## [WHAT YOU NEED TO DO]
Repeat each entry as written, dropping any picture you find.

## [RECORDS TO PROCESS]
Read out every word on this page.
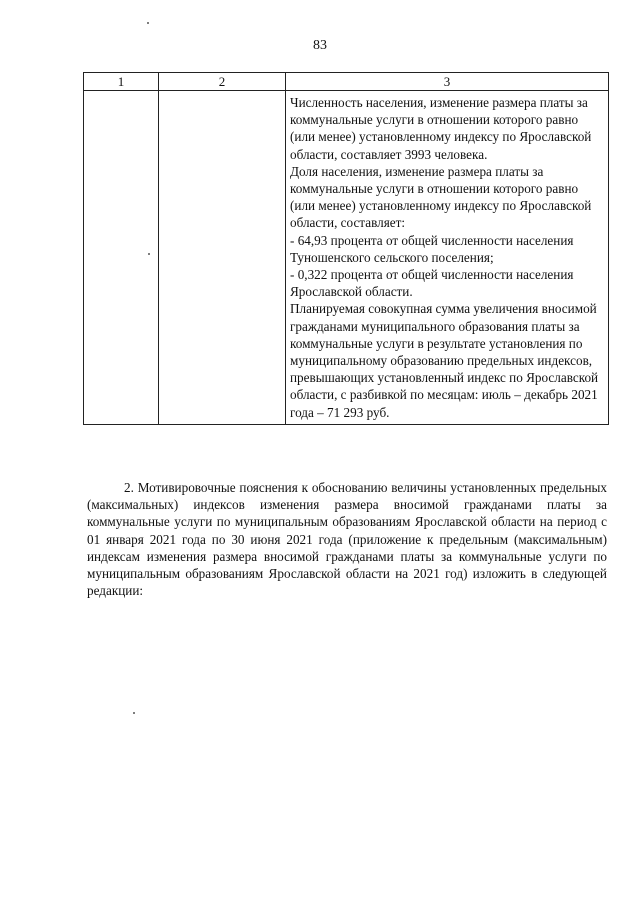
83
1	2	3

		Численность населения, изменение размера платы за коммунальные услуги в отношении которого равно (или менее) установленному индексу по Ярославской области, составляет 3993 человека.

Доля населения, изменение размера платы за коммунальные услуги в отношении которого равно (или менее) установленному индексу по Ярославской области, составляет:

- 64,93 процента от общей численности населения Туношенского сельского поселения;

- 0,322 процента от общей численности населения Ярославской области.

Планируемая совокупная сумма увеличения вносимой гражданами муниципального образования платы за коммунальные услуги в результате установления по муниципальному образованию предельных индексов, превышающих установленный индекс по Ярославской области, с разбивкой по месяцам: июль – декабрь 2021 года – 71 293 руб.

2. Мотивировочные пояснения к обоснованию величины установленных предельных (максимальных) индексов изменения размера вносимой гражданами платы за коммунальные услуги по муниципальным образованиям Ярославской области на период с 01 января 2021 года по 30 июня 2021 года (приложение к предельным (максимальным) индексам изменения размера вносимой гражданами платы за коммунальные услуги по муниципальным образованиям Ярославской области на 2021 год) изложить в следующей редакции:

## [ANSWER TO THIS EXERCISE]
Read out every word on this page.
83
1	2	3

		Численность населения, изменение размера платы за коммунальные услуги в отношении которого равно (или менее) установленному индексу по Ярославской области, составляет 3993 человека.

Доля населения, изменение размера платы за коммунальные услуги в отношении которого равно (или менее) установленному индексу по Ярославской области, составляет:

- 64,93 процента от общей численности населения Туношенского сельского поселения;

- 0,322 процента от общей численности населения Ярославской области.

Планируемая совокупная сумма увеличения вносимой гражданами муниципального образования платы за коммунальные услуги в результате установления по муниципальному образованию предельных индексов, превышающих установленный индекс по Ярославской области, с разбивкой по месяцам: июль – декабрь 2021 года – 71 293 руб.

2. Мотивировочные пояснения к обоснованию величины установленных предельных (максимальных) индексов изменения размера вносимой гражданами платы за коммунальные услуги по муниципальным образованиям Ярославской области на период с 01 января 2021 года по 30 июня 2021 года (приложение к предельным (максимальным) индексам изменения размера вносимой гражданами платы за коммунальные услуги по муниципальным образованиям Ярославской области на 2021 год) изложить в следующей редакции:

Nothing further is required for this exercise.